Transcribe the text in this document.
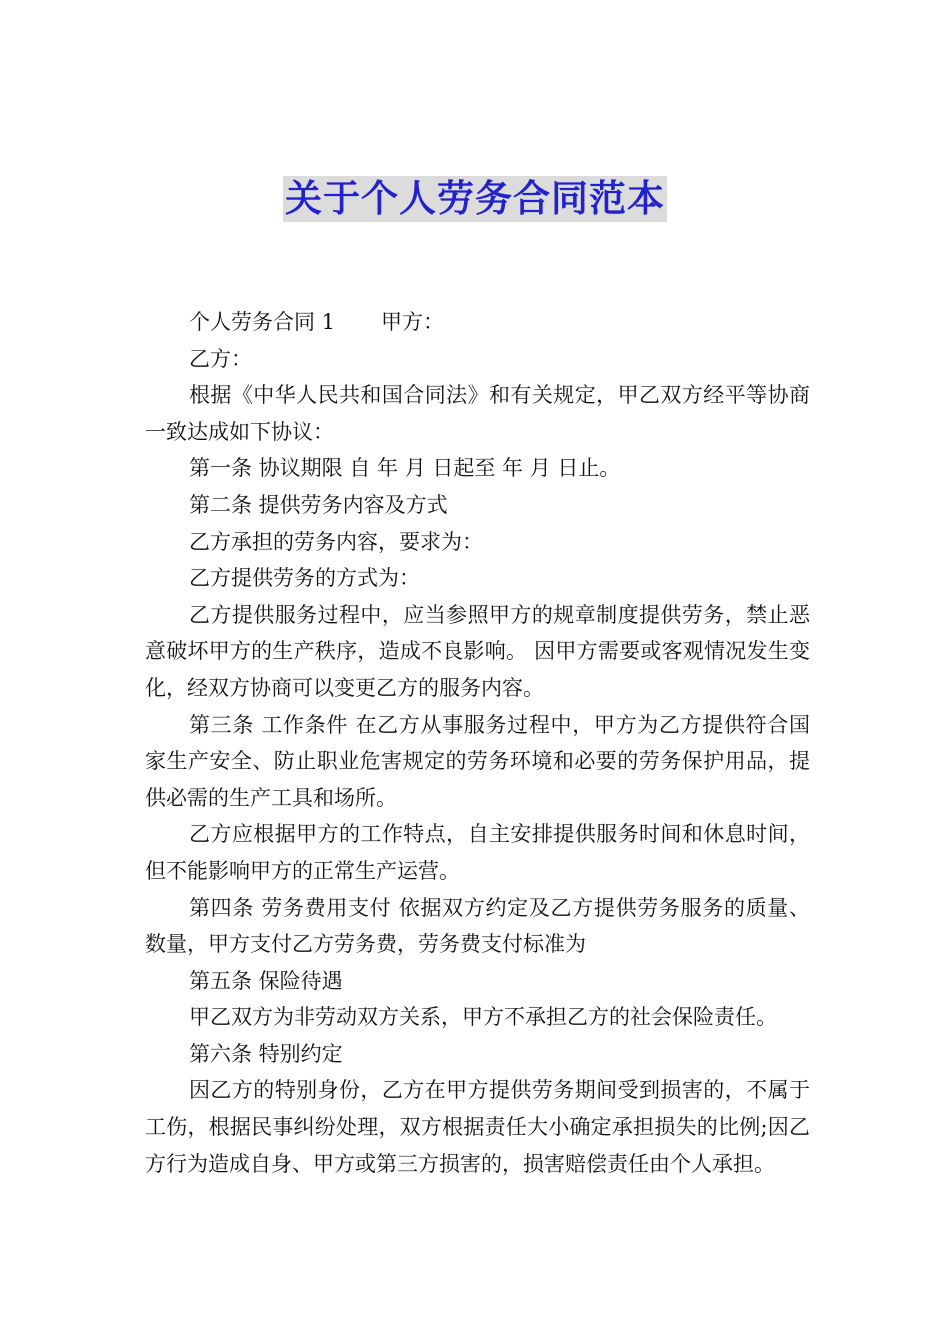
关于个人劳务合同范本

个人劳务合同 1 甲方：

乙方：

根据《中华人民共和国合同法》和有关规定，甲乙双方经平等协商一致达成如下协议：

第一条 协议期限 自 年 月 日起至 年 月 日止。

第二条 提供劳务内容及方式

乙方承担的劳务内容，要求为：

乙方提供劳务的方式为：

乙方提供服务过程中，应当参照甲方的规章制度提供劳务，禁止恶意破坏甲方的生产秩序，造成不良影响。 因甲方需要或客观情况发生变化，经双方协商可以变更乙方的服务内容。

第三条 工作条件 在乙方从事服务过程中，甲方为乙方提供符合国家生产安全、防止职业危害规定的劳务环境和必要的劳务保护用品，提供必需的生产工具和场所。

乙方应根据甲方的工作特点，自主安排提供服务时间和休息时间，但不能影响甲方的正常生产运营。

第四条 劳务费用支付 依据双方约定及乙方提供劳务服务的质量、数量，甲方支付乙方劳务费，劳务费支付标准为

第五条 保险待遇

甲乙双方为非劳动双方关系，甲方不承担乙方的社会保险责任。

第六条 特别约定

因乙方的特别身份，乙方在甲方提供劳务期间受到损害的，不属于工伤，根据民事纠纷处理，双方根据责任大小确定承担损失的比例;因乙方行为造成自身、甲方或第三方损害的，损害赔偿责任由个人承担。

==========

* _Goal of the exercise_
Repeat every record above exactly, but leave out any pictures.

* _Output below_
Transcribe the text in this document.
关于个人劳务合同范本

个人劳务合同 1 甲方：

乙方：

根据《中华人民共和国合同法》和有关规定，甲乙双方经平等协商一致达成如下协议：

第一条 协议期限 自 年 月 日起至 年 月 日止。

第二条 提供劳务内容及方式

乙方承担的劳务内容，要求为：

乙方提供劳务的方式为：

乙方提供服务过程中，应当参照甲方的规章制度提供劳务，禁止恶意破坏甲方的生产秩序，造成不良影响。 因甲方需要或客观情况发生变化，经双方协商可以变更乙方的服务内容。

第三条 工作条件 在乙方从事服务过程中，甲方为乙方提供符合国家生产安全、防止职业危害规定的劳务环境和必要的劳务保护用品，提供必需的生产工具和场所。

乙方应根据甲方的工作特点，自主安排提供服务时间和休息时间，但不能影响甲方的正常生产运营。

第四条 劳务费用支付 依据双方约定及乙方提供劳务服务的质量、数量，甲方支付乙方劳务费，劳务费支付标准为

第五条 保险待遇

甲乙双方为非劳动双方关系，甲方不承担乙方的社会保险责任。

第六条 特别约定

因乙方的特别身份，乙方在甲方提供劳务期间受到损害的，不属于工伤，根据民事纠纷处理，双方根据责任大小确定承担损失的比例;因乙方行为造成自身、甲方或第三方损害的，损害赔偿责任由个人承担。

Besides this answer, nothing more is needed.